___ Data listing ___

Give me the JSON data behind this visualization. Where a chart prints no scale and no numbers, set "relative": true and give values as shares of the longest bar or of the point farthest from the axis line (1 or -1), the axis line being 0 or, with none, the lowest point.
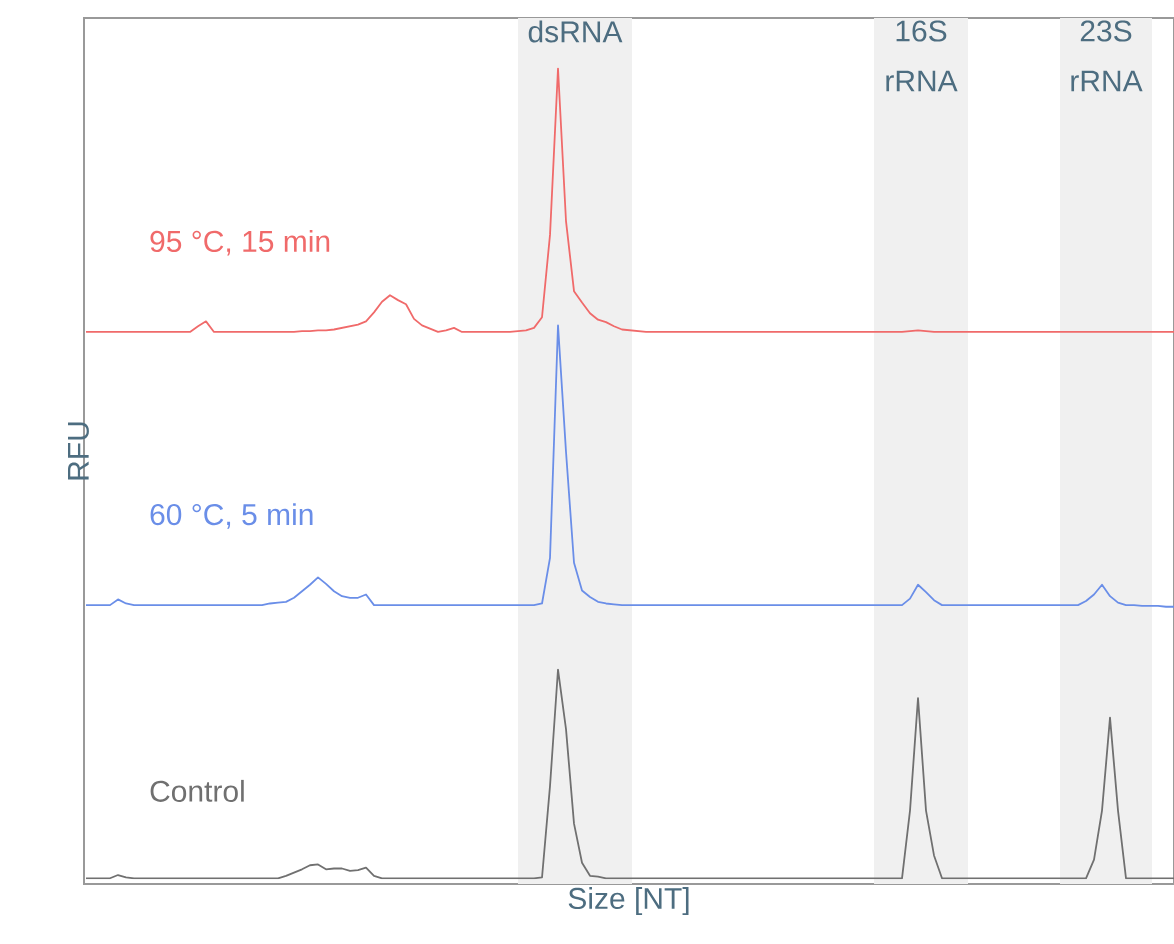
{
  "chart_data": {
    "type": "line",
    "relative": true,
    "xlabel": "Size [NT]",
    "ylabel": "RFU",
    "categories": [
      null,
      null,
      null,
      null,
      null,
      null,
      null,
      null,
      null,
      null,
      null,
      null,
      null,
      null,
      null,
      null,
      null,
      null,
      null,
      null,
      null,
      null,
      null,
      null,
      null,
      null,
      null,
      null,
      null,
      null,
      null,
      null,
      null,
      null,
      null,
      null,
      null,
      null,
      null,
      null,
      null,
      null,
      null,
      null,
      null,
      null,
      null,
      null,
      null,
      null,
      null,
      null,
      null,
      null,
      null,
      null,
      null,
      null,
      null,
      null,
      null,
      null,
      null,
      null,
      null,
      null,
      null,
      null,
      null,
      null,
      null,
      null,
      null,
      null,
      null,
      null,
      null,
      null,
      null,
      null,
      null,
      null,
      null,
      null,
      null,
      null,
      null,
      null,
      null,
      null,
      null,
      null,
      null,
      null,
      null,
      null,
      null,
      null,
      null,
      null,
      null,
      null,
      null,
      null,
      null,
      null,
      null,
      null,
      null,
      null,
      null,
      null,
      null,
      null,
      null,
      null,
      null,
      null,
      null,
      null,
      null,
      null,
      null,
      null,
      null,
      null,
      null,
      null,
      null,
      null,
      null,
      null,
      null,
      null,
      null,
      null,
      null
    ],
    "annotations": [
      "dsRNA",
      "16S rRNA",
      "23S rRNA"
    ],
    "series": [
      {
        "name": "95 °C, 15 min",
        "color": "#f06a6a",
        "values": [
          0.677,
          0.677,
          0.677,
          0.677,
          0.677,
          0.677,
          0.677,
          0.677,
          0.677,
          0.677,
          0.677,
          0.677,
          0.677,
          0.677,
          0.684,
          0.69,
          0.677,
          0.677,
          0.677,
          0.677,
          0.677,
          0.677,
          0.677,
          0.677,
          0.677,
          0.677,
          0.677,
          0.678,
          0.678,
          0.679,
          0.679,
          0.68,
          0.682,
          0.684,
          0.686,
          0.69,
          0.701,
          0.714,
          0.722,
          0.716,
          0.711,
          0.693,
          0.685,
          0.681,
          0.677,
          0.679,
          0.682,
          0.677,
          0.677,
          0.677,
          0.677,
          0.677,
          0.677,
          0.677,
          0.678,
          0.679,
          0.682,
          0.695,
          0.796,
          1.0,
          0.813,
          0.727,
          0.713,
          0.7,
          0.692,
          0.689,
          0.684,
          0.68,
          0.679,
          0.678,
          0.677,
          0.677,
          0.677,
          0.677,
          0.677,
          0.677,
          0.677,
          0.677,
          0.677,
          0.677,
          0.677,
          0.677,
          0.677,
          0.677,
          0.677,
          0.677,
          0.677,
          0.677,
          0.677,
          0.677,
          0.677,
          0.677,
          0.677,
          0.677,
          0.677,
          0.677,
          0.677,
          0.677,
          0.677,
          0.677,
          0.677,
          0.677,
          0.677,
          0.678,
          0.679,
          0.678,
          0.677,
          0.677,
          0.677,
          0.677,
          0.677,
          0.677,
          0.677,
          0.677,
          0.677,
          0.677,
          0.677,
          0.677,
          0.677,
          0.677,
          0.677,
          0.677,
          0.677,
          0.677,
          0.677,
          0.677,
          0.677,
          0.677,
          0.677,
          0.677,
          0.677,
          0.677,
          0.677,
          0.677,
          0.677,
          0.677,
          0.677
        ]
      },
      {
        "name": "60 °C, 5 min",
        "color": "#6a8ee8",
        "values": [
          0.342,
          0.342,
          0.342,
          0.342,
          0.349,
          0.344,
          0.342,
          0.342,
          0.342,
          0.342,
          0.342,
          0.342,
          0.342,
          0.342,
          0.342,
          0.342,
          0.342,
          0.342,
          0.342,
          0.342,
          0.342,
          0.342,
          0.342,
          0.344,
          0.345,
          0.346,
          0.351,
          0.359,
          0.367,
          0.376,
          0.368,
          0.359,
          0.353,
          0.351,
          0.351,
          0.355,
          0.342,
          0.342,
          0.342,
          0.342,
          0.342,
          0.342,
          0.342,
          0.342,
          0.342,
          0.342,
          0.342,
          0.342,
          0.342,
          0.342,
          0.342,
          0.342,
          0.342,
          0.342,
          0.342,
          0.342,
          0.342,
          0.344,
          0.4,
          0.685,
          0.53,
          0.394,
          0.36,
          0.352,
          0.346,
          0.344,
          0.343,
          0.342,
          0.342,
          0.342,
          0.342,
          0.342,
          0.342,
          0.342,
          0.342,
          0.342,
          0.342,
          0.342,
          0.342,
          0.342,
          0.342,
          0.342,
          0.342,
          0.342,
          0.342,
          0.342,
          0.342,
          0.342,
          0.342,
          0.342,
          0.342,
          0.342,
          0.342,
          0.342,
          0.342,
          0.342,
          0.342,
          0.342,
          0.342,
          0.342,
          0.342,
          0.342,
          0.342,
          0.35,
          0.367,
          0.358,
          0.348,
          0.342,
          0.342,
          0.342,
          0.342,
          0.342,
          0.342,
          0.342,
          0.342,
          0.342,
          0.342,
          0.342,
          0.342,
          0.342,
          0.342,
          0.342,
          0.342,
          0.342,
          0.342,
          0.347,
          0.355,
          0.367,
          0.353,
          0.345,
          0.342,
          0.342,
          0.341,
          0.341,
          0.341,
          0.34,
          0.34
        ]
      },
      {
        "name": "Control",
        "color": "#707070",
        "values": [
          0.007,
          0.007,
          0.007,
          0.007,
          0.011,
          0.008,
          0.007,
          0.007,
          0.007,
          0.007,
          0.007,
          0.007,
          0.007,
          0.007,
          0.007,
          0.007,
          0.007,
          0.007,
          0.007,
          0.007,
          0.007,
          0.007,
          0.007,
          0.007,
          0.007,
          0.01,
          0.014,
          0.018,
          0.023,
          0.024,
          0.018,
          0.019,
          0.019,
          0.016,
          0.017,
          0.02,
          0.01,
          0.007,
          0.007,
          0.007,
          0.007,
          0.007,
          0.007,
          0.007,
          0.007,
          0.007,
          0.007,
          0.007,
          0.007,
          0.007,
          0.007,
          0.007,
          0.007,
          0.007,
          0.007,
          0.007,
          0.007,
          0.008,
          0.12,
          0.263,
          0.19,
          0.074,
          0.026,
          0.01,
          0.009,
          0.007,
          0.007,
          0.007,
          0.007,
          0.007,
          0.007,
          0.007,
          0.007,
          0.007,
          0.007,
          0.007,
          0.007,
          0.007,
          0.007,
          0.007,
          0.007,
          0.007,
          0.007,
          0.007,
          0.007,
          0.007,
          0.007,
          0.007,
          0.007,
          0.007,
          0.007,
          0.007,
          0.007,
          0.007,
          0.007,
          0.007,
          0.007,
          0.007,
          0.007,
          0.007,
          0.007,
          0.007,
          0.007,
          0.09,
          0.228,
          0.09,
          0.035,
          0.007,
          0.007,
          0.007,
          0.007,
          0.007,
          0.007,
          0.007,
          0.007,
          0.007,
          0.007,
          0.007,
          0.007,
          0.007,
          0.007,
          0.007,
          0.007,
          0.007,
          0.007,
          0.007,
          0.03,
          0.09,
          0.204,
          0.09,
          0.007,
          0.007,
          0.007,
          0.007,
          0.007,
          0.007,
          0.007
        ]
      }
    ]
  }
}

___

● **Exercise directions**:
In how many lines of the data does the string "name" appear? Give only the number.

● **Task output**:
3